- **Written instruction**: Output the full material exactly as it appears here.

═════ Supplied information

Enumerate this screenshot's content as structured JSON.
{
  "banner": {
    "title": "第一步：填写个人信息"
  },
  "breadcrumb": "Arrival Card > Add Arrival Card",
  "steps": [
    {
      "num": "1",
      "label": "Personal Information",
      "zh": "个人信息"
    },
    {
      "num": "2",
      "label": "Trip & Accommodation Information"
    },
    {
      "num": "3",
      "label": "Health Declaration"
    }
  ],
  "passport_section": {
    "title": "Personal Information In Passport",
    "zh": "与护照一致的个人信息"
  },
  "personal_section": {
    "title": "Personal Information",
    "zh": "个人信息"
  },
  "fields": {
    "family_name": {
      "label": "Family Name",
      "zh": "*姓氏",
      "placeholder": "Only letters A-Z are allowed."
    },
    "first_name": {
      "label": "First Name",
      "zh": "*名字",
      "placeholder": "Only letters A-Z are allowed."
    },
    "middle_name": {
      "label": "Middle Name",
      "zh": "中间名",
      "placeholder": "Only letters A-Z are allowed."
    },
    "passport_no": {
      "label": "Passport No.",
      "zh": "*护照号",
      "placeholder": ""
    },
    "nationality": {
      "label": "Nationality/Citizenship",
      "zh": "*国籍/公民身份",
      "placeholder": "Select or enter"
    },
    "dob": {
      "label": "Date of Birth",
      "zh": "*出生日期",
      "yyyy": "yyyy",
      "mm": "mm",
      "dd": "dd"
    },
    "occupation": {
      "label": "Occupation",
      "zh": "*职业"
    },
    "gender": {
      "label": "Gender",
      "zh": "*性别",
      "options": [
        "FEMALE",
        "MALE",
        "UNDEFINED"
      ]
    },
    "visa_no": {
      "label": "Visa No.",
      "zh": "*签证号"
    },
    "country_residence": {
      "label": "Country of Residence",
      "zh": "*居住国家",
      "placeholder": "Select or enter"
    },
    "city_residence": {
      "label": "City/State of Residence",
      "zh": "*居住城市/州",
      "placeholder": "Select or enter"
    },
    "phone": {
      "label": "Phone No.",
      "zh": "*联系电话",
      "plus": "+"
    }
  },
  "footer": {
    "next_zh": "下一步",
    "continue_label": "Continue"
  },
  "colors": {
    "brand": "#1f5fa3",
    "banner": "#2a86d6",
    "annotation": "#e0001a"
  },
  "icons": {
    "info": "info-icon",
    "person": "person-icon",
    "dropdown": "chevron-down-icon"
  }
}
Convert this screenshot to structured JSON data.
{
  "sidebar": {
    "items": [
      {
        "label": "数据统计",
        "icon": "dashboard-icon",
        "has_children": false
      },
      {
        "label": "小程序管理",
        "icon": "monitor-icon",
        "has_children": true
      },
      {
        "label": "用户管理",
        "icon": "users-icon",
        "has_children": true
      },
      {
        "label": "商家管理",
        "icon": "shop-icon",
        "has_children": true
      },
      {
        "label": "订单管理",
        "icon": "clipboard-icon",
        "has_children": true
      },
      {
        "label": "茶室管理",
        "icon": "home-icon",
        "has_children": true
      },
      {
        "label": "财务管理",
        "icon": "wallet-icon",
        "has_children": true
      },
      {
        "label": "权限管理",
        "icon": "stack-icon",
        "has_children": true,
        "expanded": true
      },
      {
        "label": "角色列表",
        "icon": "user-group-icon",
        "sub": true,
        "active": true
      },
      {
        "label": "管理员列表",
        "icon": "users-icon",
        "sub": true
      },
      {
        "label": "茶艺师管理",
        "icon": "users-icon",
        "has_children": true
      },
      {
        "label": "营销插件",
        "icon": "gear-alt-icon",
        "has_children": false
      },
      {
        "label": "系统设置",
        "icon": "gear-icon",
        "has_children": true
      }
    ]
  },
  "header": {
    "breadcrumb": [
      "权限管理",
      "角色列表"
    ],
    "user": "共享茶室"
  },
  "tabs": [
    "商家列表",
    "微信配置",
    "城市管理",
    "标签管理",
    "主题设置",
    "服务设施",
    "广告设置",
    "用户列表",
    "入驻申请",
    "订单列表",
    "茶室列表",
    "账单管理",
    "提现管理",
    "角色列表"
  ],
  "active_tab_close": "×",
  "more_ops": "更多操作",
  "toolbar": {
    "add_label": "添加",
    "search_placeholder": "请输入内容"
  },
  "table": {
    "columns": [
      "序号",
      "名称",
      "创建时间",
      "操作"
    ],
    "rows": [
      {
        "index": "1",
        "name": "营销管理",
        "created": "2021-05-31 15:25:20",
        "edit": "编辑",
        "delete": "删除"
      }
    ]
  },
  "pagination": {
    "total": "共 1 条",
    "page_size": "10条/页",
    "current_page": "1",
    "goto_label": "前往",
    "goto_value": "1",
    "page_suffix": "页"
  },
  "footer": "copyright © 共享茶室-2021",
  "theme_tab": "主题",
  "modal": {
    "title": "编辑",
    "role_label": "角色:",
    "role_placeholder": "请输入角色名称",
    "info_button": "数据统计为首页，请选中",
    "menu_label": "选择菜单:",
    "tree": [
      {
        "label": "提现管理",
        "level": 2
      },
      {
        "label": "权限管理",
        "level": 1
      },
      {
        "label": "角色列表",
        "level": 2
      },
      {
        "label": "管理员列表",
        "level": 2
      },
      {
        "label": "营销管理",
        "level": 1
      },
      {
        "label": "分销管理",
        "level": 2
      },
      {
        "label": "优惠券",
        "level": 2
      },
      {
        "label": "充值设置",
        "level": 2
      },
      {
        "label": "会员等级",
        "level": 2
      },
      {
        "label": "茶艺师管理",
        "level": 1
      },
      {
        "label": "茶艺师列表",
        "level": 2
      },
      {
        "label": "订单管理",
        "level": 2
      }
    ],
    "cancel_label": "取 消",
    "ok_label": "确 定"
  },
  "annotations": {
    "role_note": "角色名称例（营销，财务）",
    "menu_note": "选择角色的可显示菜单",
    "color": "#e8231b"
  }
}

══════════

- **Result of this exercise**:
Enumerate this screenshot's content as structured JSON.
{
  "banner": {
    "title": "第一步：填写个人信息"
  },
  "breadcrumb": "Arrival Card > Add Arrival Card",
  "steps": [
    {
      "num": "1",
      "label": "Personal Information",
      "zh": "个人信息"
    },
    {
      "num": "2",
      "label": "Trip & Accommodation Information"
    },
    {
      "num": "3",
      "label": "Health Declaration"
    }
  ],
  "passport_section": {
    "title": "Personal Information In Passport",
    "zh": "与护照一致的个人信息"
  },
  "personal_section": {
    "title": "Personal Information",
    "zh": "个人信息"
  },
  "fields": {
    "family_name": {
      "label": "Family Name",
      "zh": "*姓氏",
      "placeholder": "Only letters A-Z are allowed."
    },
    "first_name": {
      "label": "First Name",
      "zh": "*名字",
      "placeholder": "Only letters A-Z are allowed."
    },
    "middle_name": {
      "label": "Middle Name",
      "zh": "中间名",
      "placeholder": "Only letters A-Z are allowed."
    },
    "passport_no": {
      "label": "Passport No.",
      "zh": "*护照号",
      "placeholder": ""
    },
    "nationality": {
      "label": "Nationality/Citizenship",
      "zh": "*国籍/公民身份",
      "placeholder": "Select or enter"
    },
    "dob": {
      "label": "Date of Birth",
      "zh": "*出生日期",
      "yyyy": "yyyy",
      "mm": "mm",
      "dd": "dd"
    },
    "occupation": {
      "label": "Occupation",
      "zh": "*职业"
    },
    "gender": {
      "label": "Gender",
      "zh": "*性别",
      "options": [
        "FEMALE",
        "MALE",
        "UNDEFINED"
      ]
    },
    "visa_no": {
      "label": "Visa No.",
      "zh": "*签证号"
    },
    "country_residence": {
      "label": "Country of Residence",
      "zh": "*居住国家",
      "placeholder": "Select or enter"
    },
    "city_residence": {
      "label": "City/State of Residence",
      "zh": "*居住城市/州",
      "placeholder": "Select or enter"
    },
    "phone": {
      "label": "Phone No.",
      "zh": "*联系电话",
      "plus": "+"
    }
  },
  "footer": {
    "next_zh": "下一步",
    "continue_label": "Continue"
  },
  "colors": {
    "brand": "#1f5fa3",
    "banner": "#2a86d6",
    "annotation": "#e0001a"
  },
  "icons": {
    "info": "info-icon",
    "person": "person-icon",
    "dropdown": "chevron-down-icon"
  }
}
Convert this screenshot to structured JSON data.
{
  "sidebar": {
    "items": [
      {
        "label": "数据统计",
        "icon": "dashboard-icon",
        "has_children": false
      },
      {
        "label": "小程序管理",
        "icon": "monitor-icon",
        "has_children": true
      },
      {
        "label": "用户管理",
        "icon": "users-icon",
        "has_children": true
      },
      {
        "label": "商家管理",
        "icon": "shop-icon",
        "has_children": true
      },
      {
        "label": "订单管理",
        "icon": "clipboard-icon",
        "has_children": true
      },
      {
        "label": "茶室管理",
        "icon": "home-icon",
        "has_children": true
      },
      {
        "label": "财务管理",
        "icon": "wallet-icon",
        "has_children": true
      },
      {
        "label": "权限管理",
        "icon": "stack-icon",
        "has_children": true,
        "expanded": true
      },
      {
        "label": "角色列表",
        "icon": "user-group-icon",
        "sub": true,
        "active": true
      },
      {
        "label": "管理员列表",
        "icon": "users-icon",
        "sub": true
      },
      {
        "label": "茶艺师管理",
        "icon": "users-icon",
        "has_children": true
      },
      {
        "label": "营销插件",
        "icon": "gear-alt-icon",
        "has_children": false
      },
      {
        "label": "系统设置",
        "icon": "gear-icon",
        "has_children": true
      }
    ]
  },
  "header": {
    "breadcrumb": [
      "权限管理",
      "角色列表"
    ],
    "user": "共享茶室"
  },
  "tabs": [
    "商家列表",
    "微信配置",
    "城市管理",
    "标签管理",
    "主题设置",
    "服务设施",
    "广告设置",
    "用户列表",
    "入驻申请",
    "订单列表",
    "茶室列表",
    "账单管理",
    "提现管理",
    "角色列表"
  ],
  "active_tab_close": "×",
  "more_ops": "更多操作",
  "toolbar": {
    "add_label": "添加",
    "search_placeholder": "请输入内容"
  },
  "table": {
    "columns": [
      "序号",
      "名称",
      "创建时间",
      "操作"
    ],
    "rows": [
      {
        "index": "1",
        "name": "营销管理",
        "created": "2021-05-31 15:25:20",
        "edit": "编辑",
        "delete": "删除"
      }
    ]
  },
  "pagination": {
    "total": "共 1 条",
    "page_size": "10条/页",
    "current_page": "1",
    "goto_label": "前往",
    "goto_value": "1",
    "page_suffix": "页"
  },
  "footer": "copyright © 共享茶室-2021",
  "theme_tab": "主题",
  "modal": {
    "title": "编辑",
    "role_label": "角色:",
    "role_placeholder": "请输入角色名称",
    "info_button": "数据统计为首页，请选中",
    "menu_label": "选择菜单:",
    "tree": [
      {
        "label": "提现管理",
        "level": 2
      },
      {
        "label": "权限管理",
        "level": 1
      },
      {
        "label": "角色列表",
        "level": 2
      },
      {
        "label": "管理员列表",
        "level": 2
      },
      {
        "label": "营销管理",
        "level": 1
      },
      {
        "label": "分销管理",
        "level": 2
      },
      {
        "label": "优惠券",
        "level": 2
      },
      {
        "label": "充值设置",
        "level": 2
      },
      {
        "label": "会员等级",
        "level": 2
      },
      {
        "label": "茶艺师管理",
        "level": 1
      },
      {
        "label": "茶艺师列表",
        "level": 2
      },
      {
        "label": "订单管理",
        "level": 2
      }
    ],
    "cancel_label": "取 消",
    "ok_label": "确 定"
  },
  "annotations": {
    "role_note": "角色名称例（营销，财务）",
    "menu_note": "选择角色的可显示菜单",
    "color": "#e8231b"
  }
}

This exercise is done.